* _EXERCISE_
For this exercise, repeat all of the material verbatim apart from its images.

Collection entries
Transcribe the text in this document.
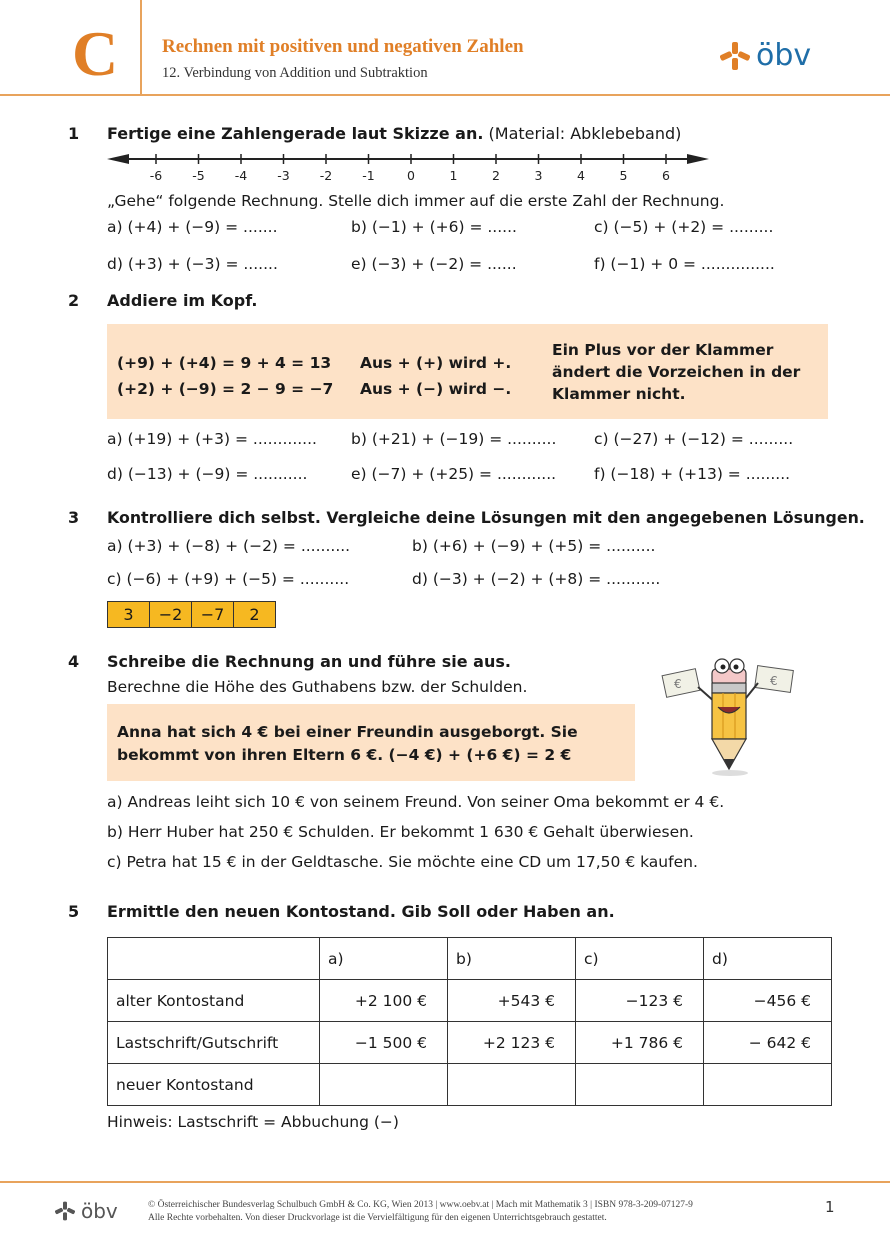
C Rechnen mit positiven und negativen Zahlen
12. Verbindung von Addition und Subtraktion	öbv
1 Fertige eine Zahlengerade laut Skizze an. (Material: Abklebeband)
-6 -5 -4 -3 -2 -1	0	1	2	3	4	5	6
„Gehe“ folgende Rechnung. Stelle dich immer auf die erste Zahl der Rechnung.
a) (+4) + (−9) = .......	b) (−1) + (+6) = ......	c) (−5) + (+2) = .........
d) (+3) + (−3) = .......	e) (−3) + (−2) = ......	f) (−1) + 0 = ...............
2 Addiere im Kopf.
(+9) + (+4) = 9 + 4 = 13
(+2) + (−9) = 2 − 9 = −7
Aus + (+) wird +.
Aus + (−) wird −.
Ein Plus vor der Klammer ändert die Vorzeichen in der Klammer nicht.
a) (+19) + (+3) = ............. b) (+21) + (−19) = .......... c) (−27) + (−12) = .........
d) (−13) + (−9) = ...........	e) (−7) + (+25) = ............ f) (−18) + (+13) = .........
3 Kontrolliere dich selbst. Vergleiche deine Lösungen mit den angegebenen Lösungen.
a) (+3) + (−8) + (−2) = ..........	b) (+6) + (−9) + (+5) = ..........
c) (−6) + (+9) + (−5) = ..........	d) (−3) + (−2) + (+8) = ...........
3	−2	−7	2
4 Schreibe die Rechnung an und führe sie aus.
Berechne die Höhe des Guthabens bzw. der Schulden.
Anna hat sich 4 € bei einer Freundin ausgeborgt. Sie bekommt von ihren Eltern 6 €. (−4 €) + (+6 €) = 2 €
€	€
a) Andreas leiht sich 10 € von seinem Freund. Von seiner Oma bekommt er 4 €.
b) Herr Huber hat 250 € Schulden. Er bekommt 1 630 € Gehalt überwiesen.
c) Petra hat 15 € in der Geldtasche. Sie möchte eine CD um 17,50 € kaufen.
5 Ermittle den neuen Kontostand. Gib Soll oder Haben an.
	a)	b)	c)	d)
alter Kontostand	+2 100 €	+543 €	−123 €	−456 €
Lastschrift/Gutschrift	−1 500 €	+2 123 €	+1 786 €	− 642 €
neuer Kontostand				
Hinweis: Lastschrift = Abbuchung (−)
öbv	© Österreichischer Bundesverlag Schulbuch GmbH & Co. KG, Wien 2013 | www.oebv.at | Mach mit Mathematik 3 | ISBN 978-3-209-07127-9
Alle Rechte vorbehalten. Von dieser Druckvorlage ist die Vervielfältigung für den eigenen Unterrichtsgebrauch gestattet.
1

* _FINISHED ANSWER_
Transcribe the text in this document.
C Rechnen mit positiven und negativen Zahlen
12. Verbindung von Addition und Subtraktion	öbv
1 Fertige eine Zahlengerade laut Skizze an. (Material: Abklebeband)
-6 -5 -4 -3 -2 -1	0	1	2	3	4	5	6
„Gehe“ folgende Rechnung. Stelle dich immer auf die erste Zahl der Rechnung.
a) (+4) + (−9) = .......	b) (−1) + (+6) = ......	c) (−5) + (+2) = .........
d) (+3) + (−3) = .......	e) (−3) + (−2) = ......	f) (−1) + 0 = ...............
2 Addiere im Kopf.
(+9) + (+4) = 9 + 4 = 13
(+2) + (−9) = 2 − 9 = −7
Aus + (+) wird +.
Aus + (−) wird −.
Ein Plus vor der Klammer ändert die Vorzeichen in der Klammer nicht.
a) (+19) + (+3) = ............. b) (+21) + (−19) = .......... c) (−27) + (−12) = .........
d) (−13) + (−9) = ...........	e) (−7) + (+25) = ............ f) (−18) + (+13) = .........
3 Kontrolliere dich selbst. Vergleiche deine Lösungen mit den angegebenen Lösungen.
a) (+3) + (−8) + (−2) = ..........	b) (+6) + (−9) + (+5) = ..........
c) (−6) + (+9) + (−5) = ..........	d) (−3) + (−2) + (+8) = ...........
3	−2	−7	2
4 Schreibe die Rechnung an und führe sie aus.
Berechne die Höhe des Guthabens bzw. der Schulden.
Anna hat sich 4 € bei einer Freundin ausgeborgt. Sie bekommt von ihren Eltern 6 €. (−4 €) + (+6 €) = 2 €
€	€
a) Andreas leiht sich 10 € von seinem Freund. Von seiner Oma bekommt er 4 €.
b) Herr Huber hat 250 € Schulden. Er bekommt 1 630 € Gehalt überwiesen.
c) Petra hat 15 € in der Geldtasche. Sie möchte eine CD um 17,50 € kaufen.
5 Ermittle den neuen Kontostand. Gib Soll oder Haben an.
	a)	b)	c)	d)
alter Kontostand	+2 100 €	+543 €	−123 €	−456 €
Lastschrift/Gutschrift	−1 500 €	+2 123 €	+1 786 €	− 642 €
neuer Kontostand				
Hinweis: Lastschrift = Abbuchung (−)
öbv	© Österreichischer Bundesverlag Schulbuch GmbH & Co. KG, Wien 2013 | www.oebv.at | Mach mit Mathematik 3 | ISBN 978-3-209-07127-9
Alle Rechte vorbehalten. Von dieser Druckvorlage ist die Vervielfältigung für den eigenen Unterrichtsgebrauch gestattet.
1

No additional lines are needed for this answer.